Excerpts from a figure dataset
————————

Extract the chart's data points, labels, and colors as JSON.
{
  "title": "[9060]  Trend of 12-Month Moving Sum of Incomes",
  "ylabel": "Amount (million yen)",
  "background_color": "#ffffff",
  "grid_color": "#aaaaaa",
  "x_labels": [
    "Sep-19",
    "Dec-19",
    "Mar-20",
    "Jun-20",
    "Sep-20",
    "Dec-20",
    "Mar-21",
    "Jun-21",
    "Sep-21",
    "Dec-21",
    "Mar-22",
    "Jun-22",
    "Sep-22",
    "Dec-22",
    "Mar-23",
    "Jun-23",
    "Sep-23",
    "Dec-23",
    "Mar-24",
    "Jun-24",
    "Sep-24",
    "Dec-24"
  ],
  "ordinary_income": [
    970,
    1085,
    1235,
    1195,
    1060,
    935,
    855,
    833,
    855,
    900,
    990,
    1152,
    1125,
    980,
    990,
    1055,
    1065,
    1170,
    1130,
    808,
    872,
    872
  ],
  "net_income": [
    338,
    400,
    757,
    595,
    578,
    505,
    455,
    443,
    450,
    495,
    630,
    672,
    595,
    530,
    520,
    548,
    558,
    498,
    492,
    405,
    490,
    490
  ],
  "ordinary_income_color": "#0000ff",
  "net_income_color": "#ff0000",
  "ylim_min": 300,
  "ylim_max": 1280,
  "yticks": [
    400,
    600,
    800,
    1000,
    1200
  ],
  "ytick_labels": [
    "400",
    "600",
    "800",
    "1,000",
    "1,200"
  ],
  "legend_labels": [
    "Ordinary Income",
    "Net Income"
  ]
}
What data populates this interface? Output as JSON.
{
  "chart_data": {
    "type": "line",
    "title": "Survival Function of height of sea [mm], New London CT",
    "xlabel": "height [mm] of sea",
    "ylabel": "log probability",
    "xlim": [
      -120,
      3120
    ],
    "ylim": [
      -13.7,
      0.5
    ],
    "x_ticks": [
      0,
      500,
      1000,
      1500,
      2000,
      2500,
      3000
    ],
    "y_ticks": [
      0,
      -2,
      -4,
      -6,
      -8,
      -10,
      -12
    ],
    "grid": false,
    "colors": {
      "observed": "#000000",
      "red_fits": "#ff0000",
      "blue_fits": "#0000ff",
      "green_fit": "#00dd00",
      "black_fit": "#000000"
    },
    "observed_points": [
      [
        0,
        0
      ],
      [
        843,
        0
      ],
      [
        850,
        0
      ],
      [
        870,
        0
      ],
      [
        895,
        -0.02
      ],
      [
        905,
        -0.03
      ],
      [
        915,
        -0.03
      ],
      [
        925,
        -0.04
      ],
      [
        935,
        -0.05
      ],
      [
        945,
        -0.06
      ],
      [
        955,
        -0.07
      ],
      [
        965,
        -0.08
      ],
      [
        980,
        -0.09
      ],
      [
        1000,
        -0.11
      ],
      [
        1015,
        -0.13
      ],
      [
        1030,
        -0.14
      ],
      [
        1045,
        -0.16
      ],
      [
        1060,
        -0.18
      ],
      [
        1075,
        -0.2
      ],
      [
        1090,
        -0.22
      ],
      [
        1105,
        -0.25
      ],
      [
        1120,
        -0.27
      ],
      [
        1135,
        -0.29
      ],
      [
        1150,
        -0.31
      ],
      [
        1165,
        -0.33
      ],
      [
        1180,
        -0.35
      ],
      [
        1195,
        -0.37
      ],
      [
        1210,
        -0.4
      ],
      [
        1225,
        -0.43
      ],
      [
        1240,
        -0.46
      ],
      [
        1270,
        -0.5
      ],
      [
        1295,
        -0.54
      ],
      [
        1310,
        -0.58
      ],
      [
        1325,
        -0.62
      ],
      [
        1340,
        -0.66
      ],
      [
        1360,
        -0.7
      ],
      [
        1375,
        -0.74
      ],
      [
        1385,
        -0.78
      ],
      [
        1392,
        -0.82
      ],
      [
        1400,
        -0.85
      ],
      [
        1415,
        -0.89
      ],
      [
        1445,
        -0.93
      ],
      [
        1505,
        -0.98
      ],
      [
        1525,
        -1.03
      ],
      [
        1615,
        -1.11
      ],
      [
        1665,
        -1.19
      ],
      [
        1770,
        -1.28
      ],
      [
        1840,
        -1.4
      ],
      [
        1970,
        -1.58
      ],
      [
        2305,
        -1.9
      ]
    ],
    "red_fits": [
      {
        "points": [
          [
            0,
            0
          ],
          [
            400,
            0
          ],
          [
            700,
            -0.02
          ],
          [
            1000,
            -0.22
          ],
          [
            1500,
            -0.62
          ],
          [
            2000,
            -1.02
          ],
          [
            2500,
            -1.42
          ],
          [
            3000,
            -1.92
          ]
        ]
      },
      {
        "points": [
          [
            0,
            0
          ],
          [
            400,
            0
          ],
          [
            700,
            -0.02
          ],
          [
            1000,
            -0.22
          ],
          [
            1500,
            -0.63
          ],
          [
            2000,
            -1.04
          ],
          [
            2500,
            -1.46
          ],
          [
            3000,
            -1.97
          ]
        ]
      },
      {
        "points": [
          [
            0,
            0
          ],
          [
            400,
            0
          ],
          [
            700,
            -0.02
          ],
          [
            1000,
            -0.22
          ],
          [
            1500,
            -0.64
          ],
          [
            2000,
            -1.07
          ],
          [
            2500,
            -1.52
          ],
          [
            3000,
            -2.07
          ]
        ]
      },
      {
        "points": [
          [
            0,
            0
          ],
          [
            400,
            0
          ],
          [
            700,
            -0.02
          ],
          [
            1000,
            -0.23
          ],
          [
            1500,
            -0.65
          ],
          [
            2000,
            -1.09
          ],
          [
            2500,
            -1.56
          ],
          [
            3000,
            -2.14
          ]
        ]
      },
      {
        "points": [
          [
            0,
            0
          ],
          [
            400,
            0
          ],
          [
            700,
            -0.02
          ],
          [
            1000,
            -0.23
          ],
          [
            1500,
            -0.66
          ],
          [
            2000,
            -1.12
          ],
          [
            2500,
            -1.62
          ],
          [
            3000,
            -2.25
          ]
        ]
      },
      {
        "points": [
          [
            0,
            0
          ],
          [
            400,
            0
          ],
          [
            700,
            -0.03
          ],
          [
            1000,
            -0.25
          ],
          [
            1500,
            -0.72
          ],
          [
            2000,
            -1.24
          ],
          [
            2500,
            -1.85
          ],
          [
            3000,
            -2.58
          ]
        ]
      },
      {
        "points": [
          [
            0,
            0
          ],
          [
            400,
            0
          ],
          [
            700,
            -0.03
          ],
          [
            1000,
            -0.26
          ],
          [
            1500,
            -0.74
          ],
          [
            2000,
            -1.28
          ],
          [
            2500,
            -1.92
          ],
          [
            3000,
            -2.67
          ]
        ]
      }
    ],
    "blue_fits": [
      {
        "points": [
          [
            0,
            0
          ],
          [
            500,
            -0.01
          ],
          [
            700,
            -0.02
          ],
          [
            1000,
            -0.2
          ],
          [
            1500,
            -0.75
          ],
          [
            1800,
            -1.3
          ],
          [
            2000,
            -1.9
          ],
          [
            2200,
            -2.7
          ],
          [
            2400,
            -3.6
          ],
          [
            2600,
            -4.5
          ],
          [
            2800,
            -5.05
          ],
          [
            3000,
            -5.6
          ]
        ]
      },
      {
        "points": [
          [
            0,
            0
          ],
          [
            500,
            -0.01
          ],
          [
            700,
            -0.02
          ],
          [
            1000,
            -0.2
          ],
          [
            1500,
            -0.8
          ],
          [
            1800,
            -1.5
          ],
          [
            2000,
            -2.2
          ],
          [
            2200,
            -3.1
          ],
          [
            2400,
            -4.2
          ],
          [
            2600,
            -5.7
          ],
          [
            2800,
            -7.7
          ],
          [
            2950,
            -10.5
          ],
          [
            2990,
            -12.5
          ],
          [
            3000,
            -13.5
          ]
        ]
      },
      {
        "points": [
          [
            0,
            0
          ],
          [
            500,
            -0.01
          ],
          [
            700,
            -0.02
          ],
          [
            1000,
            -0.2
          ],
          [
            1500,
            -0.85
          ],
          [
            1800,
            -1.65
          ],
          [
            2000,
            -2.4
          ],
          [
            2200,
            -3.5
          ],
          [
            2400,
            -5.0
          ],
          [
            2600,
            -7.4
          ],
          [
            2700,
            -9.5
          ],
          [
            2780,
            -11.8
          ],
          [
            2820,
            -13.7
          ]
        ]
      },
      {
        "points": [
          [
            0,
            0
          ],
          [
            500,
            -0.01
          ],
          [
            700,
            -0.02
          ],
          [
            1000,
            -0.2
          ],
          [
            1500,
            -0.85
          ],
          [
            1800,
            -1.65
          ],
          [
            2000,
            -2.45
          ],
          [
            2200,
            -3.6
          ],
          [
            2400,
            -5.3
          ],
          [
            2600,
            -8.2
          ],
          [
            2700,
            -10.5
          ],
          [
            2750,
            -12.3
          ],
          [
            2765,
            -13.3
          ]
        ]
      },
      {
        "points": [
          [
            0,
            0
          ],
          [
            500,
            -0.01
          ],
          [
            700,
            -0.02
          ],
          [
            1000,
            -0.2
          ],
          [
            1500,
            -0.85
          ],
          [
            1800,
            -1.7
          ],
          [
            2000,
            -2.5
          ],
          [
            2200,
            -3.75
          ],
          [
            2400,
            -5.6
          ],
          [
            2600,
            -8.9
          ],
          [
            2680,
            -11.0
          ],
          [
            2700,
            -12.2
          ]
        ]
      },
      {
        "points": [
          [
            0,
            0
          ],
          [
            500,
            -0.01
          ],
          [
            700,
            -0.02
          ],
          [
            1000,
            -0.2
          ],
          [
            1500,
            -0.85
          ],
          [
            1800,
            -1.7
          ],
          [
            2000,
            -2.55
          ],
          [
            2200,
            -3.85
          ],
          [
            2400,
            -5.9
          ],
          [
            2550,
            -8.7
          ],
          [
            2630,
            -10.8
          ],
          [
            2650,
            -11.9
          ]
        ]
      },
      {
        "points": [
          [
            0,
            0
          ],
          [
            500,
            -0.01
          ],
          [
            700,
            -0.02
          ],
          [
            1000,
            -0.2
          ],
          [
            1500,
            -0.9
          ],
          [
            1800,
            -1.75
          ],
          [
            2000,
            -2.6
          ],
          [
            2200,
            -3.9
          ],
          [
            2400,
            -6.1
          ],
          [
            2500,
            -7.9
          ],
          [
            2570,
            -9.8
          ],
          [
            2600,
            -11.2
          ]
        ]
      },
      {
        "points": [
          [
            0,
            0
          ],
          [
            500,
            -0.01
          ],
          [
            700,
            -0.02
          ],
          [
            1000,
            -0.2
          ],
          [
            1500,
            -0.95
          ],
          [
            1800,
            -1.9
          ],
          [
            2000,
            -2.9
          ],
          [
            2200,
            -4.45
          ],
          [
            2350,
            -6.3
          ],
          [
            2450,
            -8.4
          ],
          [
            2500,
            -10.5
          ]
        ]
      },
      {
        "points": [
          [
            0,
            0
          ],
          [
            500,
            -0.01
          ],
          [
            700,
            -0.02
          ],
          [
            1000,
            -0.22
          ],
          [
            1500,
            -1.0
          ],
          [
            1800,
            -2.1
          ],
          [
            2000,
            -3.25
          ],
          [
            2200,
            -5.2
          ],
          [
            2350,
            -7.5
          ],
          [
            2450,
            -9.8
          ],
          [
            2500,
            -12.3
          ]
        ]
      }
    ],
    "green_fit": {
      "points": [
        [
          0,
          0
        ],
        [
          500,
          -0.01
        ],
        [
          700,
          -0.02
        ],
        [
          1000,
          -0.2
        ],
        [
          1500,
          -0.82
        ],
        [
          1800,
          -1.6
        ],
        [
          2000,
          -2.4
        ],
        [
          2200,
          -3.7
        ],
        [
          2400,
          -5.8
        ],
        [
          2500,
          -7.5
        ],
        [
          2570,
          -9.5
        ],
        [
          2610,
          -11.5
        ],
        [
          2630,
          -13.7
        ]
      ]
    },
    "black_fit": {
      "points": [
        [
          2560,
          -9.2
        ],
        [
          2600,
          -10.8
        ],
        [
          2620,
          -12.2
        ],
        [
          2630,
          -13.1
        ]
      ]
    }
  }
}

————————

Exercise directions — Copy out all lines that carry the word "JSON".

Result for this exercise —
Extract the chart's data points, labels, and colors as JSON.
What data populates this interface? Output as JSON.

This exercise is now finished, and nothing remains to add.